_Goal_. Find the lines that hold the word "meyo" and return them.

(Source records)
*****

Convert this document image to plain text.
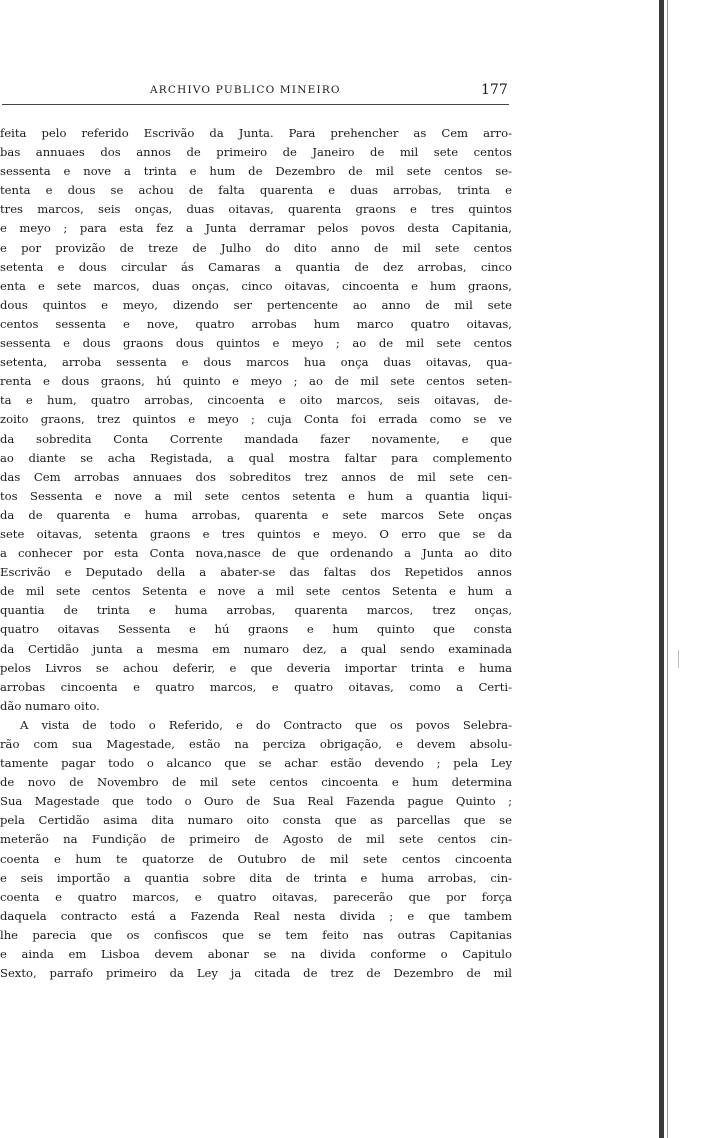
ARCHIVO PUBLICO MINEIRO	177
feita pelo referido Escrivão da Junta. Para prehencher as Cem arro-
bas annuaes dos annos de primeiro de Janeiro de mil sete centos
sessenta e nove a trinta e hum de Dezembro de mil sete centos se-
tenta e dous se achou de falta quarenta e duas arrobas, trinta e
tres marcos, seis onças, duas oitavas, quarenta graons e tres quintos
e meyo ; para esta fez a Junta derramar pelos povos desta Capitania,
e por provizão de treze de Julho do dito anno de mil sete centos
setenta e dous circular ás Camaras a quantia de dez arrobas, cinco
enta e sete marcos, duas onças, cinco oitavas, cincoenta e hum graons,
dous quintos e meyo, dizendo ser pertencente ao anno de mil sete
centos sessenta e nove, quatro arrobas hum marco quatro oitavas,
sessenta e dous graons dous quintos e meyo ; ao de mil sete centos
setenta, arroba sessenta e dous marcos hua onça duas oitavas, qua-
renta e dous graons, hú quinto e meyo ; ao de mil sete centos seten-
ta e hum, quatro arrobas, cincoenta e oito marcos, seis oitavas, de-
zoito graons, trez quintos e meyo ; cuja Conta foi errada como se ve
da sobredita Conta Corrente mandada fazer novamente, e que
ao diante se acha Registada, a qual mostra faltar para complemento
das Cem arrobas annuaes dos sobreditos trez annos de mil sete cen-
tos Sessenta e nove a mil sete centos setenta e hum a quantia liqui-
da de quarenta e huma arrobas, quarenta e sete marcos Sete onças
sete oitavas, setenta graons e tres quintos e meyo. O erro que se da
a conhecer por esta Conta nova,nasce de que ordenando a Junta ao dito
Escrivão e Deputado della a abater-se das faltas dos Repetidos annos
de mil sete centos Setenta e nove a mil sete centos Setenta e hum a
quantia de trinta e huma arrobas, quarenta marcos, trez onças,
quatro oitavas Sessenta e hú graons e hum quinto que consta
da Certidão junta a mesma em numaro dez, a qual sendo examinada
pelos Livros se achou deferir, e que deveria importar trinta e huma
arrobas cincoenta e quatro marcos, e quatro oitavas, como a Certi-
dão numaro oito.
A vista de todo o Referido, e do Contracto que os povos Selebra-
rão com sua Magestade, estão na perciza obrigação, e devem absolu-
tamente pagar todo o alcanco que se achar estão devendo ; pela Ley
de novo de Novembro de mil sete centos cincoenta e hum determina
Sua Magestade que todo o Ouro de Sua Real Fazenda pague Quinto ;
pela Certidão asima dita numaro oito consta que as parcellas que se
meterão na Fundição de primeiro de Agosto de mil sete centos cin-
coenta e hum te quatorze de Outubro de mil sete centos cincoenta
e seis importão a quantia sobre dita de trinta e huma arrobas, cin-
coenta e quatro marcos, e quatro oitavas, parecerão que por força
daquela contracto está a Fazenda Real nesta divida ; e que tambem
lhe parecia que os confiscos que se tem feito nas outras Capitanias
e ainda em Lisboa devem abonar se na divida conforme o Capitulo
Sexto, parrafo primeiro da Ley ja citada de trez de Dezembro de mil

*****

_Result below_.
e meyo ; para esta fez a Junta derramar pelos povos desta Capitania,
dous quintos e meyo, dizendo ser pertencente ao anno de mil sete
sessenta e dous graons dous quintos e meyo ; ao de mil sete centos
renta e dous graons, hú quinto e meyo ; ao de mil sete centos seten-
zoito graons, trez quintos e meyo ; cuja Conta foi errada como se ve
sete oitavas, setenta graons e tres quintos e meyo. O erro que se da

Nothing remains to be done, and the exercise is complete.